DATA SHOWN:
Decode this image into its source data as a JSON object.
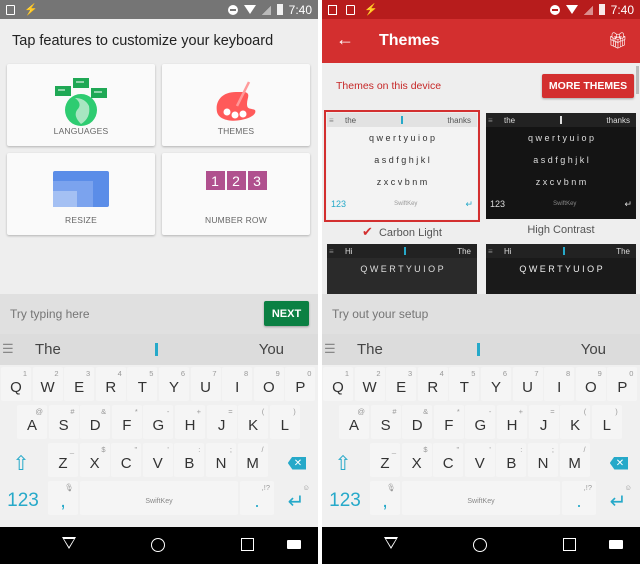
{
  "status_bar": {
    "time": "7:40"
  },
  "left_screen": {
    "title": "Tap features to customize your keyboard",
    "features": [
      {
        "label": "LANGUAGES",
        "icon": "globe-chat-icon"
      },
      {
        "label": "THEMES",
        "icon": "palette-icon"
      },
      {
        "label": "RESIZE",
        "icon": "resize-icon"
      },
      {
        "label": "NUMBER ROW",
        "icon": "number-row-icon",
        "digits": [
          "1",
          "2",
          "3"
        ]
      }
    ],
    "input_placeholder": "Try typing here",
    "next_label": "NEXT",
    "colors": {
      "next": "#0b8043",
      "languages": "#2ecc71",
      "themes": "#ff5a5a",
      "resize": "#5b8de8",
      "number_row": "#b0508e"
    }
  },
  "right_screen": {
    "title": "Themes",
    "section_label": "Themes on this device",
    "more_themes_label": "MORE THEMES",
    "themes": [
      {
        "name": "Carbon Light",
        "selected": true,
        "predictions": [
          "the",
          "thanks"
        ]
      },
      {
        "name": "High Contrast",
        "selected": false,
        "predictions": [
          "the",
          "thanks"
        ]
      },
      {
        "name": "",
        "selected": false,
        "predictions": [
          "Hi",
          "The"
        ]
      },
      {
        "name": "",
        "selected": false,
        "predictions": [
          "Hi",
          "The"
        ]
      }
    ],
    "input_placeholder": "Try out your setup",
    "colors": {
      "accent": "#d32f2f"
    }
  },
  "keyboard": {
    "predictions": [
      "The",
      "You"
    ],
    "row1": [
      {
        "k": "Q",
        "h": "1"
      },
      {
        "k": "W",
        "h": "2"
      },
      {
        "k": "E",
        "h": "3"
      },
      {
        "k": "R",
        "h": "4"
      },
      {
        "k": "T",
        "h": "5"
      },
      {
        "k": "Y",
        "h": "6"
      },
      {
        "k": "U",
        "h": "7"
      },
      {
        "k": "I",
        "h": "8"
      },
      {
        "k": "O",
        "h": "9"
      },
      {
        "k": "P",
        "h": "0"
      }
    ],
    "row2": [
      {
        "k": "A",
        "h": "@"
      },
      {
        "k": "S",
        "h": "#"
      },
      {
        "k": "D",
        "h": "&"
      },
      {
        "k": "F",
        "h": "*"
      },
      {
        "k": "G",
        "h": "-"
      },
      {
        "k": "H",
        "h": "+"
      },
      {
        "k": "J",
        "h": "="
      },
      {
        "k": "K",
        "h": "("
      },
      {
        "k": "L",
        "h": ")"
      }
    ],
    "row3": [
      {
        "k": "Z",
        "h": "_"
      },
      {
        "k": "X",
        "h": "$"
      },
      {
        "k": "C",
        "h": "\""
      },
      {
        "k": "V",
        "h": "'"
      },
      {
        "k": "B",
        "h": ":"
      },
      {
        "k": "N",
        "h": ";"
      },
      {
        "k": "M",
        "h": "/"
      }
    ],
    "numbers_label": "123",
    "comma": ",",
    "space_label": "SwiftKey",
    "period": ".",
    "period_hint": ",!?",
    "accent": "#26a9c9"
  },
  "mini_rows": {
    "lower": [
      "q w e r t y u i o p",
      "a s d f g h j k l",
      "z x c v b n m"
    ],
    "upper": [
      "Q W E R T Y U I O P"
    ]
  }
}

---

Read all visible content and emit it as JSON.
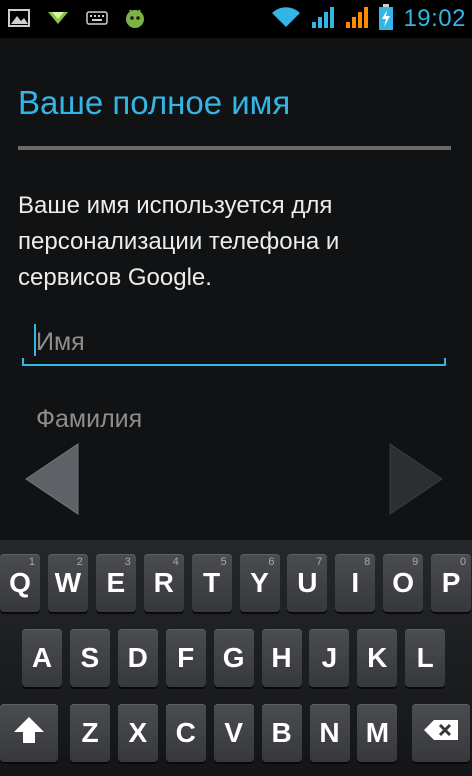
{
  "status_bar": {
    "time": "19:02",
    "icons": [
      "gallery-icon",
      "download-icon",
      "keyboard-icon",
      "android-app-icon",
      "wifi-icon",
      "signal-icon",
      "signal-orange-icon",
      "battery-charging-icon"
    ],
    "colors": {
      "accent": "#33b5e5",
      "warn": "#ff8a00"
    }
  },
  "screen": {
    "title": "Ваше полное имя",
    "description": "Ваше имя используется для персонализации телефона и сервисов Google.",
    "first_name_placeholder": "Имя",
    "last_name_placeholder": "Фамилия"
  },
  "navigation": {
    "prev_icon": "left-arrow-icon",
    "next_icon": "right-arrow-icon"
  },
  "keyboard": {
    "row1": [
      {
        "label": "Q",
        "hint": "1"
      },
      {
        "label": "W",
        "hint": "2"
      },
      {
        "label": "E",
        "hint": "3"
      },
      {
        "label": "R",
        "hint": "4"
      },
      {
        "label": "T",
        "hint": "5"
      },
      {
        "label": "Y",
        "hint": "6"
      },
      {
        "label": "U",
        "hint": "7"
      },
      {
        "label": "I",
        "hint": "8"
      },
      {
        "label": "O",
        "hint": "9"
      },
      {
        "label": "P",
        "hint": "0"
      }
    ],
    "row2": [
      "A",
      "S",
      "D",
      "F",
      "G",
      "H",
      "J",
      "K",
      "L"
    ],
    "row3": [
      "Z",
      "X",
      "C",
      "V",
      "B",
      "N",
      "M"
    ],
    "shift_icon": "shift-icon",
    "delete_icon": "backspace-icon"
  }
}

CHALLENGE: Only lines with the word "JSON" should be collected from the material.

TASK OUTPUT:
Decode this image into its source data as a JSON object.
Read all visible content and emit it as JSON.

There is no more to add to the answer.